■ **The exercise**:
Provide the number of lines where the word "color" occurs, and no other text.

## Begin Supplied material

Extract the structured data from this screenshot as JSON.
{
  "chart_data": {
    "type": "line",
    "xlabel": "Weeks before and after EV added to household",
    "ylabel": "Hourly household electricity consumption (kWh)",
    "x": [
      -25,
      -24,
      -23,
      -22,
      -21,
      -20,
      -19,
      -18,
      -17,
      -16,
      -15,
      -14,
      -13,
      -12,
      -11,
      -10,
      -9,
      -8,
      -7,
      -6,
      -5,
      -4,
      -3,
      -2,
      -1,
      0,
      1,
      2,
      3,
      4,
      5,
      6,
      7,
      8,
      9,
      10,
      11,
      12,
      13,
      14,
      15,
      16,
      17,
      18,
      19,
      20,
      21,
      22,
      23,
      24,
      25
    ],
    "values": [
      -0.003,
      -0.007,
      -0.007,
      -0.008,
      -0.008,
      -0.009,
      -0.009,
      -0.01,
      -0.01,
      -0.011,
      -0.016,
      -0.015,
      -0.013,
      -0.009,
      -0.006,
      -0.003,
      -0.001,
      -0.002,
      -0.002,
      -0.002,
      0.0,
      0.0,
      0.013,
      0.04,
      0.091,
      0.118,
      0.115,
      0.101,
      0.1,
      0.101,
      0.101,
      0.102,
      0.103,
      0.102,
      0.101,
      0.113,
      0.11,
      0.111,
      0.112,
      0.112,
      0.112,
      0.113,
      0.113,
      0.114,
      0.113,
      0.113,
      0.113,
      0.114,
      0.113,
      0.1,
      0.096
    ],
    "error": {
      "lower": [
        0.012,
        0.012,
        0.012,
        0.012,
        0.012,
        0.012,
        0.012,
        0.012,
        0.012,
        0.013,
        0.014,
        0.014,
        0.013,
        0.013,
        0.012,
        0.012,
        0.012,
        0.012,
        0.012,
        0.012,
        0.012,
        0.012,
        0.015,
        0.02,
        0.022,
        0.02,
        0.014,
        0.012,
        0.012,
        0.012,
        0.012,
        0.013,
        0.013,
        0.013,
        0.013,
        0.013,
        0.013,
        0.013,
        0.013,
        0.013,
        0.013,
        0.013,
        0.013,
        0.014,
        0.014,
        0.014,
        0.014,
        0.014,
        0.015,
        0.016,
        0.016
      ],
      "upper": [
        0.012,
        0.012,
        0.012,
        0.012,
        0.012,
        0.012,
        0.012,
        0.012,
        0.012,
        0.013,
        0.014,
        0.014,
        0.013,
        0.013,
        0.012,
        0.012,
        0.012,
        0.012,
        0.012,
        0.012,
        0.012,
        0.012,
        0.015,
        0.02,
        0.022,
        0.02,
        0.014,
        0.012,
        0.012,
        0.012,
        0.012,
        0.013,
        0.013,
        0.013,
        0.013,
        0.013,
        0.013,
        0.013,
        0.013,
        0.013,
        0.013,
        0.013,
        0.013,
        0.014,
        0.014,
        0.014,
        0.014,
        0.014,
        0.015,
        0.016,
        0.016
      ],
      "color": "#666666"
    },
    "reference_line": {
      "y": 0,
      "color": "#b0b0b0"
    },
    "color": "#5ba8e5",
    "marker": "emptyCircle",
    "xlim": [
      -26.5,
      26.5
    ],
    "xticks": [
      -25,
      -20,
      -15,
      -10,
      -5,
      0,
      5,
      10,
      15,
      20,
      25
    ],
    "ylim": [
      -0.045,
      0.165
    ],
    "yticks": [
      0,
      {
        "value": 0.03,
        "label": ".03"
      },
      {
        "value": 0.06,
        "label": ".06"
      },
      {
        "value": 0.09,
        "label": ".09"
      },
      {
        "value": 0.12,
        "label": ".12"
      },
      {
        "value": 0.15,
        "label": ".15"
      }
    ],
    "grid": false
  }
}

## End Supplied material

■ **Exercise output**:
3